(Extracted data entries)
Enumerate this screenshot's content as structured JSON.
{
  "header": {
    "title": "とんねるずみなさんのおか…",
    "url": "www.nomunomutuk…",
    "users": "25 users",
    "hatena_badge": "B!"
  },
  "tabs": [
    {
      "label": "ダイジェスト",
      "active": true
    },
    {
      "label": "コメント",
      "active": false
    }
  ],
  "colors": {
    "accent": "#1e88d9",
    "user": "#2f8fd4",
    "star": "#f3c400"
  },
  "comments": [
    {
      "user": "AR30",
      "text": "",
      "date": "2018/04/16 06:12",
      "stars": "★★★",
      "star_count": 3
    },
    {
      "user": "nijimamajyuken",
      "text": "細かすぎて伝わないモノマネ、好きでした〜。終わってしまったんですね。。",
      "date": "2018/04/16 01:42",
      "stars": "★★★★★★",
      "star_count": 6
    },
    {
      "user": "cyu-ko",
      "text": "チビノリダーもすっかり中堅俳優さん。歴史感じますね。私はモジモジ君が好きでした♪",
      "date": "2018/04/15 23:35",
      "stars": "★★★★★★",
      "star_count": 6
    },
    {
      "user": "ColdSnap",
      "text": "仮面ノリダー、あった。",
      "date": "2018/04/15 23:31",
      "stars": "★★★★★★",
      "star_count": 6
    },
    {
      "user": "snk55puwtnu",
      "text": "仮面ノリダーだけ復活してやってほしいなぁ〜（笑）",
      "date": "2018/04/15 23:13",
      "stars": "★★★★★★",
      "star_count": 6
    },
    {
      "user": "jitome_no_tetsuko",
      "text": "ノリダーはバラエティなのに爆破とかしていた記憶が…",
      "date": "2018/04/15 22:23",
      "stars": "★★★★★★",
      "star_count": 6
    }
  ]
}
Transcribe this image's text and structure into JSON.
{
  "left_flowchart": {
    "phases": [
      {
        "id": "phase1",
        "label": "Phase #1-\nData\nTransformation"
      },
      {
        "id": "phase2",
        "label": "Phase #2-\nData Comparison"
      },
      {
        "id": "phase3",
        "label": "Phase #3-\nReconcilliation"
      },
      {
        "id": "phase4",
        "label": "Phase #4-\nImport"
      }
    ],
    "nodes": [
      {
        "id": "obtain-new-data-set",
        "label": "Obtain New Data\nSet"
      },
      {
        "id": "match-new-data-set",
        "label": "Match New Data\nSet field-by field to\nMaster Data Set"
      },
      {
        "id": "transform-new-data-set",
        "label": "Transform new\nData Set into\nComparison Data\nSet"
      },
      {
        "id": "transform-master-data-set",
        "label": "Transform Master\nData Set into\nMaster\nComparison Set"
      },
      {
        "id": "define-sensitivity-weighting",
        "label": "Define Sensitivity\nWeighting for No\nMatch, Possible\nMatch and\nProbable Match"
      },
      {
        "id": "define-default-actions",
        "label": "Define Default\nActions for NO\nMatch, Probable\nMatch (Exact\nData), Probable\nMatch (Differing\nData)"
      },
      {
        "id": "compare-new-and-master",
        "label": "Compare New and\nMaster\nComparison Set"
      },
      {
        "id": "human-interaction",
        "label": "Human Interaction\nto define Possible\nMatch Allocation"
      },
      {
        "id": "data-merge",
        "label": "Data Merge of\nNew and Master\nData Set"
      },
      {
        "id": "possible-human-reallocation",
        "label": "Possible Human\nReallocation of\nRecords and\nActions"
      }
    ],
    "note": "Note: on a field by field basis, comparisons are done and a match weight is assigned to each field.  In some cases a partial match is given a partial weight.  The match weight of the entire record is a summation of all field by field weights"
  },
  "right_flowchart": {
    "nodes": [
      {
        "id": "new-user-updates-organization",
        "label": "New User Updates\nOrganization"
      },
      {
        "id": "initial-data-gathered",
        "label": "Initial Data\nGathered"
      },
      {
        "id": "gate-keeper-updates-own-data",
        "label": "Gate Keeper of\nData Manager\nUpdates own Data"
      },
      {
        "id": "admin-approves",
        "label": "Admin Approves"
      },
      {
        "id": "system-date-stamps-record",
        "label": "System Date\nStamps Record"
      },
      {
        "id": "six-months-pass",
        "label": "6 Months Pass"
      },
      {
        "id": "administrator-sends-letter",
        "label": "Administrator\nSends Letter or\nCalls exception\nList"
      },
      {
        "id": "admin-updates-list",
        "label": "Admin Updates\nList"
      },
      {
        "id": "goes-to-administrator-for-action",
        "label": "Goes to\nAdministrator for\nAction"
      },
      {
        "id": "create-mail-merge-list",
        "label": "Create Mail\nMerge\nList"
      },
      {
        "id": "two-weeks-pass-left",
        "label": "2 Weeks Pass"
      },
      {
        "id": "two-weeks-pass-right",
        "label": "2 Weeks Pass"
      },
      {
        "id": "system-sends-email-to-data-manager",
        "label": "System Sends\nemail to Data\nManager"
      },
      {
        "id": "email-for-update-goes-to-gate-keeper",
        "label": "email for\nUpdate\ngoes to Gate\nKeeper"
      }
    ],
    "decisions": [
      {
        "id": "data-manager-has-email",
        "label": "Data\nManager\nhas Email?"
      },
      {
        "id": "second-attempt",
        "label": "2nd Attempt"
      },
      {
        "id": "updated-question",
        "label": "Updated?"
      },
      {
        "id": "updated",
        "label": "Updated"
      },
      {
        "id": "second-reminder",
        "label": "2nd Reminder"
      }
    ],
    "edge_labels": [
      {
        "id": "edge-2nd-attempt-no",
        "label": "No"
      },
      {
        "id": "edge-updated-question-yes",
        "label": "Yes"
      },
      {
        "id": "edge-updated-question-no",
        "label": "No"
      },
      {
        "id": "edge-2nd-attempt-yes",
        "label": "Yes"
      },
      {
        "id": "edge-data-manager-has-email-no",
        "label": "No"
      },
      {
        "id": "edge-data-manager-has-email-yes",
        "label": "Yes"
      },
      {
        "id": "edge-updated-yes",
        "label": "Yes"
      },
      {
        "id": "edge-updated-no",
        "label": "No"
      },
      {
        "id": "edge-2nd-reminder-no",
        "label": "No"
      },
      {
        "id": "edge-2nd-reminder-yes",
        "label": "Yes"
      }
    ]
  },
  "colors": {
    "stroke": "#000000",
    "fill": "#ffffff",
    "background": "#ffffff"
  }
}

* Exercise prompt *
Set down the material above again, word for word.

* The solution *
Enumerate this screenshot's content as structured JSON.
{
  "header": {
    "title": "とんねるずみなさんのおか…",
    "url": "www.nomunomutuk…",
    "users": "25 users",
    "hatena_badge": "B!"
  },
  "tabs": [
    {
      "label": "ダイジェスト",
      "active": true
    },
    {
      "label": "コメント",
      "active": false
    }
  ],
  "colors": {
    "accent": "#1e88d9",
    "user": "#2f8fd4",
    "star": "#f3c400"
  },
  "comments": [
    {
      "user": "AR30",
      "text": "",
      "date": "2018/04/16 06:12",
      "stars": "★★★",
      "star_count": 3
    },
    {
      "user": "nijimamajyuken",
      "text": "細かすぎて伝わないモノマネ、好きでした〜。終わってしまったんですね。。",
      "date": "2018/04/16 01:42",
      "stars": "★★★★★★",
      "star_count": 6
    },
    {
      "user": "cyu-ko",
      "text": "チビノリダーもすっかり中堅俳優さん。歴史感じますね。私はモジモジ君が好きでした♪",
      "date": "2018/04/15 23:35",
      "stars": "★★★★★★",
      "star_count": 6
    },
    {
      "user": "ColdSnap",
      "text": "仮面ノリダー、あった。",
      "date": "2018/04/15 23:31",
      "stars": "★★★★★★",
      "star_count": 6
    },
    {
      "user": "snk55puwtnu",
      "text": "仮面ノリダーだけ復活してやってほしいなぁ〜（笑）",
      "date": "2018/04/15 23:13",
      "stars": "★★★★★★",
      "star_count": 6
    },
    {
      "user": "jitome_no_tetsuko",
      "text": "ノリダーはバラエティなのに爆破とかしていた記憶が…",
      "date": "2018/04/15 22:23",
      "stars": "★★★★★★",
      "star_count": 6
    }
  ]
}
Transcribe this image's text and structure into JSON.
{
  "left_flowchart": {
    "phases": [
      {
        "id": "phase1",
        "label": "Phase #1-\nData\nTransformation"
      },
      {
        "id": "phase2",
        "label": "Phase #2-\nData Comparison"
      },
      {
        "id": "phase3",
        "label": "Phase #3-\nReconcilliation"
      },
      {
        "id": "phase4",
        "label": "Phase #4-\nImport"
      }
    ],
    "nodes": [
      {
        "id": "obtain-new-data-set",
        "label": "Obtain New Data\nSet"
      },
      {
        "id": "match-new-data-set",
        "label": "Match New Data\nSet field-by field to\nMaster Data Set"
      },
      {
        "id": "transform-new-data-set",
        "label": "Transform new\nData Set into\nComparison Data\nSet"
      },
      {
        "id": "transform-master-data-set",
        "label": "Transform Master\nData Set into\nMaster\nComparison Set"
      },
      {
        "id": "define-sensitivity-weighting",
        "label": "Define Sensitivity\nWeighting for No\nMatch, Possible\nMatch and\nProbable Match"
      },
      {
        "id": "define-default-actions",
        "label": "Define Default\nActions for NO\nMatch, Probable\nMatch (Exact\nData), Probable\nMatch (Differing\nData)"
      },
      {
        "id": "compare-new-and-master",
        "label": "Compare New and\nMaster\nComparison Set"
      },
      {
        "id": "human-interaction",
        "label": "Human Interaction\nto define Possible\nMatch Allocation"
      },
      {
        "id": "data-merge",
        "label": "Data Merge of\nNew and Master\nData Set"
      },
      {
        "id": "possible-human-reallocation",
        "label": "Possible Human\nReallocation of\nRecords and\nActions"
      }
    ],
    "note": "Note: on a field by field basis, comparisons are done and a match weight is assigned to each field.  In some cases a partial match is given a partial weight.  The match weight of the entire record is a summation of all field by field weights"
  },
  "right_flowchart": {
    "nodes": [
      {
        "id": "new-user-updates-organization",
        "label": "New User Updates\nOrganization"
      },
      {
        "id": "initial-data-gathered",
        "label": "Initial Data\nGathered"
      },
      {
        "id": "gate-keeper-updates-own-data",
        "label": "Gate Keeper of\nData Manager\nUpdates own Data"
      },
      {
        "id": "admin-approves",
        "label": "Admin Approves"
      },
      {
        "id": "system-date-stamps-record",
        "label": "System Date\nStamps Record"
      },
      {
        "id": "six-months-pass",
        "label": "6 Months Pass"
      },
      {
        "id": "administrator-sends-letter",
        "label": "Administrator\nSends Letter or\nCalls exception\nList"
      },
      {
        "id": "admin-updates-list",
        "label": "Admin Updates\nList"
      },
      {
        "id": "goes-to-administrator-for-action",
        "label": "Goes to\nAdministrator for\nAction"
      },
      {
        "id": "create-mail-merge-list",
        "label": "Create Mail\nMerge\nList"
      },
      {
        "id": "two-weeks-pass-left",
        "label": "2 Weeks Pass"
      },
      {
        "id": "two-weeks-pass-right",
        "label": "2 Weeks Pass"
      },
      {
        "id": "system-sends-email-to-data-manager",
        "label": "System Sends\nemail to Data\nManager"
      },
      {
        "id": "email-for-update-goes-to-gate-keeper",
        "label": "email for\nUpdate\ngoes to Gate\nKeeper"
      }
    ],
    "decisions": [
      {
        "id": "data-manager-has-email",
        "label": "Data\nManager\nhas Email?"
      },
      {
        "id": "second-attempt",
        "label": "2nd Attempt"
      },
      {
        "id": "updated-question",
        "label": "Updated?"
      },
      {
        "id": "updated",
        "label": "Updated"
      },
      {
        "id": "second-reminder",
        "label": "2nd Reminder"
      }
    ],
    "edge_labels": [
      {
        "id": "edge-2nd-attempt-no",
        "label": "No"
      },
      {
        "id": "edge-updated-question-yes",
        "label": "Yes"
      },
      {
        "id": "edge-updated-question-no",
        "label": "No"
      },
      {
        "id": "edge-2nd-attempt-yes",
        "label": "Yes"
      },
      {
        "id": "edge-data-manager-has-email-no",
        "label": "No"
      },
      {
        "id": "edge-data-manager-has-email-yes",
        "label": "Yes"
      },
      {
        "id": "edge-updated-yes",
        "label": "Yes"
      },
      {
        "id": "edge-updated-no",
        "label": "No"
      },
      {
        "id": "edge-2nd-reminder-no",
        "label": "No"
      },
      {
        "id": "edge-2nd-reminder-yes",
        "label": "Yes"
      }
    ]
  },
  "colors": {
    "stroke": "#000000",
    "fill": "#ffffff",
    "background": "#ffffff"
  }
}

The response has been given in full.